### FRAGMENTO SELECCIONADO
----
Europa Press. El presidente de Iberdrola, Ignacio Sánchez Galán, exigió esta semana al Gobierno "pautas claras" para que el sector privado "recobre la confianza", y pidió una "mejora" de la "flexibilidad laboral". Además, advirtió de que, en caso de no contar con grupos internacionalizados que sirvan de "motor", España perderá "peso en la economía mundial" progresivamente.En su comparecencia ante la Junta de Accionistas, Galán reiteró su deseo de seguir desarrollando "un proyecto industrial de largo plazo y no especulativo, sostenible y duradero", que ha permitido "resistir, con gran fortaleza, los embates de la crisis económica internacional". A su juicio, esta línea ha permitido que Iberdrola se haya hecho "más grande, más fuerte, más sólida, más diversificada y más internacional".
Sánchez Galán se refirió a la situación de recesión económica mundial, que ahora empiezan a superar "la mayoría de los países" y recordó que, para evitar una ralentización "aún mayor de la actividad" los gobiernos adoptaron el pasado ejercicio políticas de apoyo, tanto en lo monetario como en lo fiscal.
Admitió que relanzar la actividad económica "no va a resultar una tarea fácil" y que "la capacidad de los gobiernos para sostener la demanda agregada con gasto público ha llegado o está llegando a su límite, al irse acumulando niveles de deuda pública que pueden ser insostenibles", agregó.
A su juicio, en estos momentos, le corresponde al sector público marcar "pautas claras" que permitan al sector privado "recobrar la confianza", de manera que se pueda restaurar el consumo de los hogares y la inversión de las empresas.
Reformas estructurales para crear empleo
En este sentido, Sánchez Galán consideró necesario llevar a cabo reformas estructurales "encaminadas a un cambio de modelo económico", que haga posible "la creación de empleo, la mejora de nuestra productividad y su sostenibilidad en el tiempo".
Estas reformas también deben hacer posible, a su juicio, la disminución del déficit público "y todo ello frenando, al mismo tiempo, la especulación y volviendo a la economía real".
Además, para incrementar la competitividad consideró "imprescindible" potenciar el capital humano con "más y mejor formación" a todos los niveles educativos y, al mismo tiempo, "mejorar la flexibilidad del mercado de trabajo para adaptarse al nuevo entorno".
En concreto, consideró "prioritario" incentivar la innovación para que la I+D+i se convierta "en una base sólida de nuestro crecimiento". Por esta causa, defendió el establecimiento de objetivos de gasto público y generación de incentivos para la inversión privada.
----
Por favor, copia literalmente el fragmento seleccionado desde "En concreto, consideró" hasta "la inversión privada.".
----
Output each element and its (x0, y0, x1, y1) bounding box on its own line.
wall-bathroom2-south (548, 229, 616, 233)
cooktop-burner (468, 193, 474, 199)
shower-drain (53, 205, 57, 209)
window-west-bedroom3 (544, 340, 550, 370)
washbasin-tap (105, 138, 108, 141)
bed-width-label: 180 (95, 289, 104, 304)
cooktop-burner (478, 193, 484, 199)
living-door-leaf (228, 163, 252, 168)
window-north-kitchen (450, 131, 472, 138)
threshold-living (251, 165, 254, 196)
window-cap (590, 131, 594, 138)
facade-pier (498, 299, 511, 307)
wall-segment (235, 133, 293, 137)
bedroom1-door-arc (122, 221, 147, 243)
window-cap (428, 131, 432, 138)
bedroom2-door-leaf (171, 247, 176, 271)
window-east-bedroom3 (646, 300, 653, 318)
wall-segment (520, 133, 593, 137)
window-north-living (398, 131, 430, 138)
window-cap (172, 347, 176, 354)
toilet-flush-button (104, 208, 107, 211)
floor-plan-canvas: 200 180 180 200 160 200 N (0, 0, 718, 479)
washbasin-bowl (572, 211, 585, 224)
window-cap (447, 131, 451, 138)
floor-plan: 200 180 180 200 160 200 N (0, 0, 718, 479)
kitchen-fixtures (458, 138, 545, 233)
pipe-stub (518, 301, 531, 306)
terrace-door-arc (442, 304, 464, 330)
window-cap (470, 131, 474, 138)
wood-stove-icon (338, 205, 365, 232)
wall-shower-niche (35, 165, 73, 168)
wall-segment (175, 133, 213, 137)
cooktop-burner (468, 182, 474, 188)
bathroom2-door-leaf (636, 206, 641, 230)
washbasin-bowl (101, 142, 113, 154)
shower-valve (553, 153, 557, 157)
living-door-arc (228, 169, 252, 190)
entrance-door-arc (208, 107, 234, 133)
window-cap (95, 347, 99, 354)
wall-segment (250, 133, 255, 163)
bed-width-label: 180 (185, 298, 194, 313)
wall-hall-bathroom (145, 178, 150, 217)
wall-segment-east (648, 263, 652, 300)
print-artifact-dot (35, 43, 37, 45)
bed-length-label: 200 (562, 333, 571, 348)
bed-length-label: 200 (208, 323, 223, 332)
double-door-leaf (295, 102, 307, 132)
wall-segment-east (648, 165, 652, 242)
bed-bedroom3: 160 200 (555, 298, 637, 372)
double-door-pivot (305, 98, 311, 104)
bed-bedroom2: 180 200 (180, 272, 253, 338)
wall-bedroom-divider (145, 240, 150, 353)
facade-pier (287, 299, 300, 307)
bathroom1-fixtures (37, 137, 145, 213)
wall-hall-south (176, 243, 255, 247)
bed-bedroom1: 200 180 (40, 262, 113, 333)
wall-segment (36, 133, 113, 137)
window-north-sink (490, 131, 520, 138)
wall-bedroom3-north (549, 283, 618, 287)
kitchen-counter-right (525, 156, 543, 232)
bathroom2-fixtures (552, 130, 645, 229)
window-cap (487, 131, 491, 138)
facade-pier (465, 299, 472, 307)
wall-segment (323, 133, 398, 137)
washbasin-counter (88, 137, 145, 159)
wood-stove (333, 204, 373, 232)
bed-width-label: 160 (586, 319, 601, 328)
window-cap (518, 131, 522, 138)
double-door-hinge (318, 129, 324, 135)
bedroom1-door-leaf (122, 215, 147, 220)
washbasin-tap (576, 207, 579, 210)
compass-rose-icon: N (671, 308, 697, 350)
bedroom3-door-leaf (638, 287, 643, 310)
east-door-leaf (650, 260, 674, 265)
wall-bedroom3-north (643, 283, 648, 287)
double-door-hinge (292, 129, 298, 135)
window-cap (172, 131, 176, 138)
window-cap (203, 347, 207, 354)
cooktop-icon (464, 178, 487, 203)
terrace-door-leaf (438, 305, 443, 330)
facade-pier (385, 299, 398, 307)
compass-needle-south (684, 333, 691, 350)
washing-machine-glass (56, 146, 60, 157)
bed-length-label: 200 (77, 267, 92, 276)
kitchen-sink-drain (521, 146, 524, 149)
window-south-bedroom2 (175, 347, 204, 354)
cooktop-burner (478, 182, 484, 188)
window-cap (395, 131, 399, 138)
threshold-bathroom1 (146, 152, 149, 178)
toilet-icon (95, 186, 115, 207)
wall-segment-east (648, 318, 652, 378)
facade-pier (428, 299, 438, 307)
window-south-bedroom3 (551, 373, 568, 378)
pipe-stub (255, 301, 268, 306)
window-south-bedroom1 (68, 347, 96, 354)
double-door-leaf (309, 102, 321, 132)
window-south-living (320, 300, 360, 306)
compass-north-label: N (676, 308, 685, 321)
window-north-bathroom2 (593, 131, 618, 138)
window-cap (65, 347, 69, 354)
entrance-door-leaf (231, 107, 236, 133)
----
### TU RESPUESTA
En concreto, consideró "prioritario" incentivar la innovación para que la I+D+i se convierta "en una base sólida de nuestro crecimiento". Por esta causa, defendió el establecimiento de objetivos de gasto público y generación de incentivos para la inversión privada.